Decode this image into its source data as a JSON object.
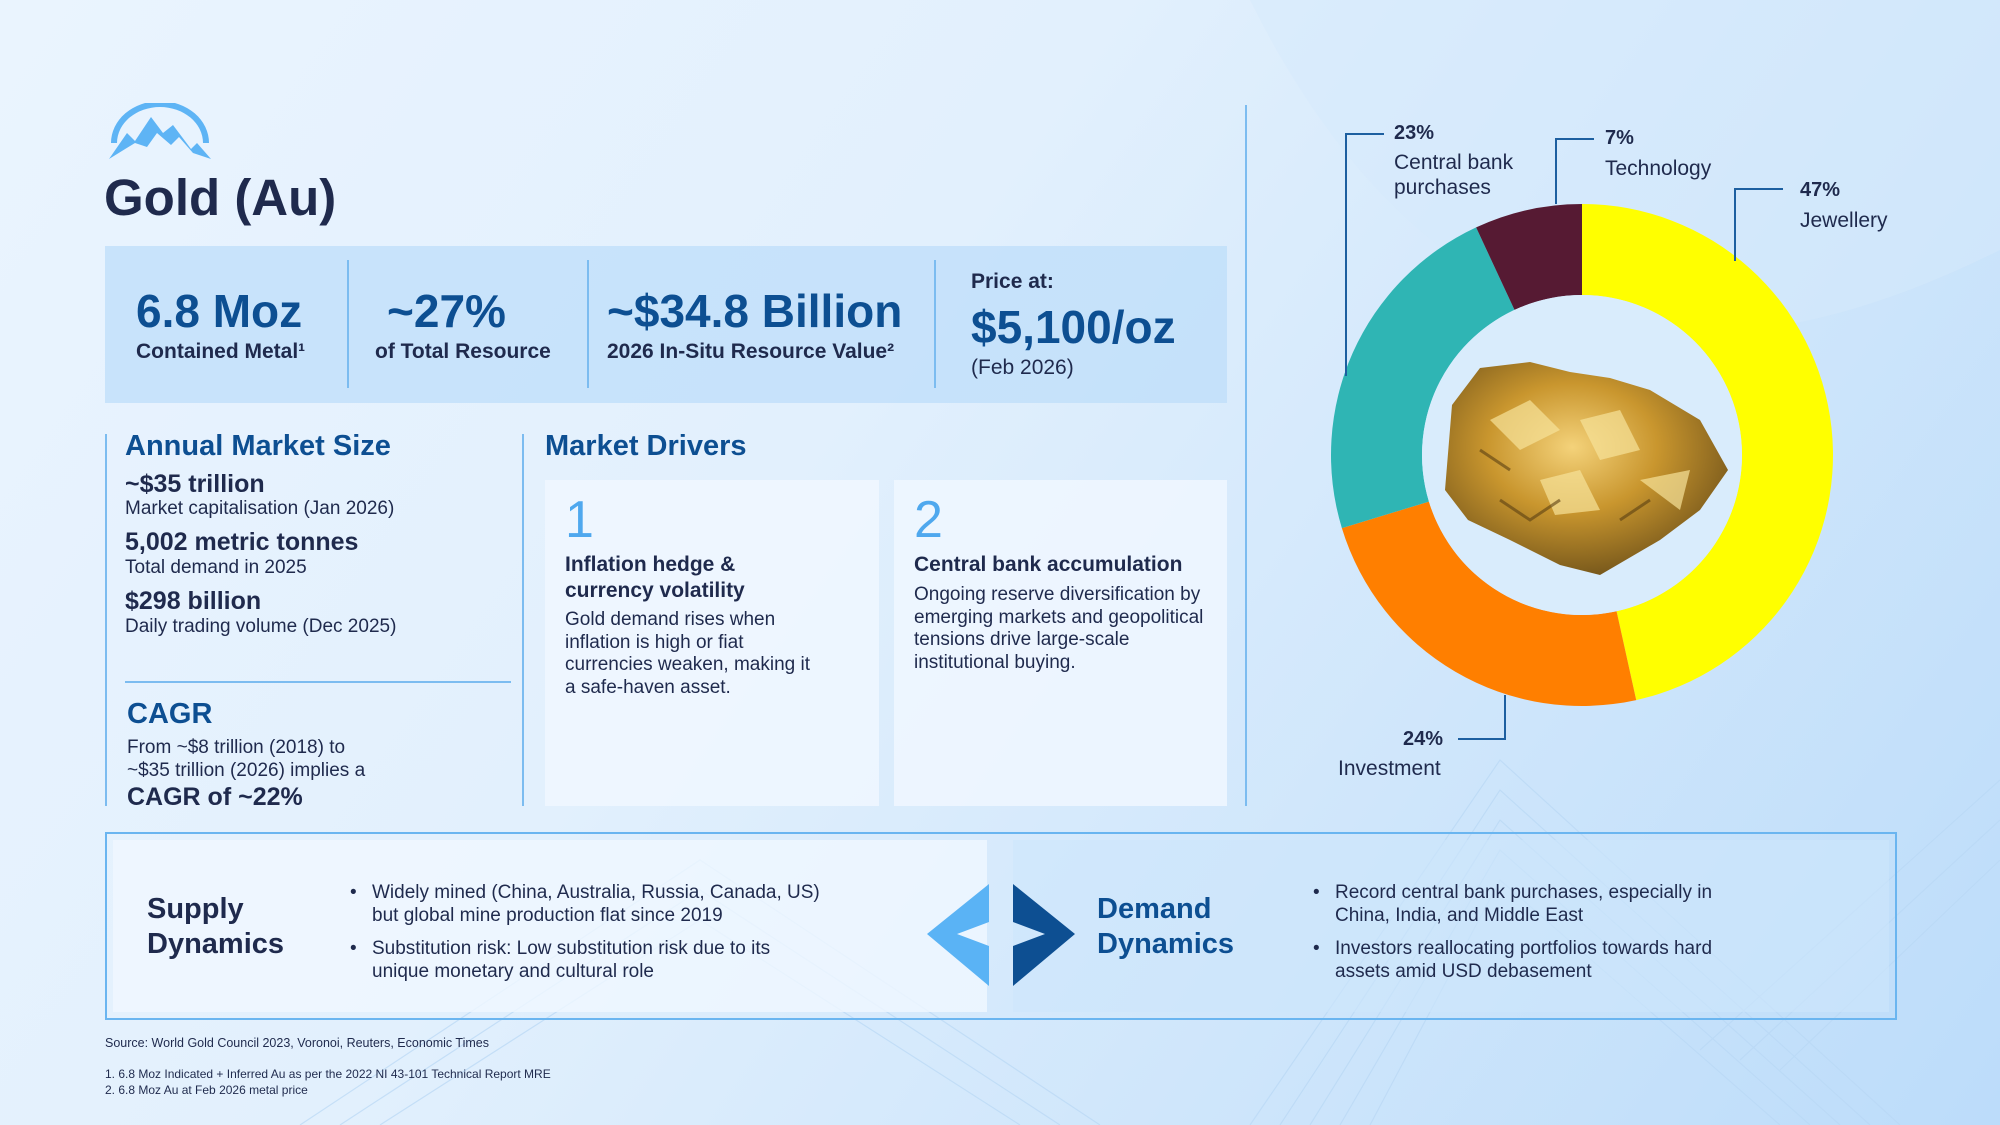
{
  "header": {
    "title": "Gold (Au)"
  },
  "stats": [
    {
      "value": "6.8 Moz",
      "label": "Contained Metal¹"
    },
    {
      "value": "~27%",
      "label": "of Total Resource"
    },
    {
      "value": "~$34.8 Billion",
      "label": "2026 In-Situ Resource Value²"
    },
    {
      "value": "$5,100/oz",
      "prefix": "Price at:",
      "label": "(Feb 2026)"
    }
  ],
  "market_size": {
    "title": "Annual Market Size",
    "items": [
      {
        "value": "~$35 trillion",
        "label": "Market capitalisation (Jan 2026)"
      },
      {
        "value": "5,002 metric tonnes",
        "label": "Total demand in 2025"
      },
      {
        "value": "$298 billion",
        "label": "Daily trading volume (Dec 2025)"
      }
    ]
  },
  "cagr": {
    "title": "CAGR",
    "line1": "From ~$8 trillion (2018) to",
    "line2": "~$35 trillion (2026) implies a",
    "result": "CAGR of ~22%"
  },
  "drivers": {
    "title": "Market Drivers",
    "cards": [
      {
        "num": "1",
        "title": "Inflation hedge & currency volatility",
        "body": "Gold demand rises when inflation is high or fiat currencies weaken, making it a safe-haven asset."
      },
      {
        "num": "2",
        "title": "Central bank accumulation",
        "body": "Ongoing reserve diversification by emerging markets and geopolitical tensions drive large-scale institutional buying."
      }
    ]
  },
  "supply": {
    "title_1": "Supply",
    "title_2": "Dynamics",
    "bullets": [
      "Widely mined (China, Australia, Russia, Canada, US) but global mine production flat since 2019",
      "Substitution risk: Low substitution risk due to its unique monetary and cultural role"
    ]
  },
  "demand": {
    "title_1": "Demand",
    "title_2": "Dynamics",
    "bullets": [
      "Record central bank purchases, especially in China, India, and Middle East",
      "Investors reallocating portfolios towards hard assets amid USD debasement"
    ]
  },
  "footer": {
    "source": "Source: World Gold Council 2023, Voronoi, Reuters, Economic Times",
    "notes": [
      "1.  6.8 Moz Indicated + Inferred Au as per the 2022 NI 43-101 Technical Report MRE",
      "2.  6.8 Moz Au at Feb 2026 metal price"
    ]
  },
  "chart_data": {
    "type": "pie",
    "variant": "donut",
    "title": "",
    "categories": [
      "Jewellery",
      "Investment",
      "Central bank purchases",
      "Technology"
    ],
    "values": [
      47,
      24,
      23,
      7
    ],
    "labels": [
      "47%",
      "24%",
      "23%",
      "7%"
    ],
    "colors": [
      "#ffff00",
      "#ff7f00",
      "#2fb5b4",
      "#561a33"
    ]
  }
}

◆ ◆ ◆ ◆

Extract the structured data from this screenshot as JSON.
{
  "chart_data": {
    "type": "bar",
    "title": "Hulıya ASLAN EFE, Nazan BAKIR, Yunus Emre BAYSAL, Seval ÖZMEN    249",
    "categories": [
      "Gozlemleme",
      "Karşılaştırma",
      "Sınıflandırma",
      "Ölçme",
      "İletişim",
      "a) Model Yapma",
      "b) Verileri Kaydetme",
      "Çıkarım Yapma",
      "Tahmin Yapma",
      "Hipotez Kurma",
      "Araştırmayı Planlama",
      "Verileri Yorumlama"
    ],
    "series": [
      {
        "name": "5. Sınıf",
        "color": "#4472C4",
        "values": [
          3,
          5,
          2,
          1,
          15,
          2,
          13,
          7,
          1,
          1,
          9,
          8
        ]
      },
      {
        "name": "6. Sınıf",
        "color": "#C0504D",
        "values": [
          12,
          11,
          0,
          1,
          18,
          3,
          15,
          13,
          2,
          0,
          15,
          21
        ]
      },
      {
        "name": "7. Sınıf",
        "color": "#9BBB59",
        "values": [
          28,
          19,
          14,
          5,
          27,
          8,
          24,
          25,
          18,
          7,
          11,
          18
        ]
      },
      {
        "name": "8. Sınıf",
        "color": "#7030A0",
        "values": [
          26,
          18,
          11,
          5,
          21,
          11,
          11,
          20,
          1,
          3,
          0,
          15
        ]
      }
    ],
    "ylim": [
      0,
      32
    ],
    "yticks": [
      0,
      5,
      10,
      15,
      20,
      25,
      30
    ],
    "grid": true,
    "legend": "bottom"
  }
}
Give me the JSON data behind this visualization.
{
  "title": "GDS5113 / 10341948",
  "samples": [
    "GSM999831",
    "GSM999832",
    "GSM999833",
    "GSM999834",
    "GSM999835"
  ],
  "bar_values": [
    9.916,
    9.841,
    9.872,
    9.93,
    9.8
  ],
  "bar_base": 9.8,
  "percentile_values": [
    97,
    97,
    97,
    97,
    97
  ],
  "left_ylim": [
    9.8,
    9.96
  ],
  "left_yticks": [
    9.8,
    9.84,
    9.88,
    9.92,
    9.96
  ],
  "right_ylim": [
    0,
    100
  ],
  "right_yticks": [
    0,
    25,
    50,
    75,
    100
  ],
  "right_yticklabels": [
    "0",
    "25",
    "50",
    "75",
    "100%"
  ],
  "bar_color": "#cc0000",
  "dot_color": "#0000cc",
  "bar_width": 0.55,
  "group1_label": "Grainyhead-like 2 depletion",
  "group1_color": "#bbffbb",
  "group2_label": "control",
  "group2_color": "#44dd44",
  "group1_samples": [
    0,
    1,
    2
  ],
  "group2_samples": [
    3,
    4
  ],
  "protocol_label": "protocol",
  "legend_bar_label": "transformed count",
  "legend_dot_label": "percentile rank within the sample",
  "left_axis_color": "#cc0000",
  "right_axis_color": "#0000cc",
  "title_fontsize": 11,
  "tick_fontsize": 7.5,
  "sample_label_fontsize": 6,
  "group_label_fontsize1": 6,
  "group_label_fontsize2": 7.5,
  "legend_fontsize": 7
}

◆ ◆ ◆ ◆

> _Task prompt_
Extract every line containing the string "body" from the material.

> _Output for this task_
        "body": "Gold demand rises when inflation is high or fiat currencies weaken, making it a safe-haven asset."
        "body": "Ongoing reserve diversification by emerging markets and geopolitical tensions drive large-scale institutional buying."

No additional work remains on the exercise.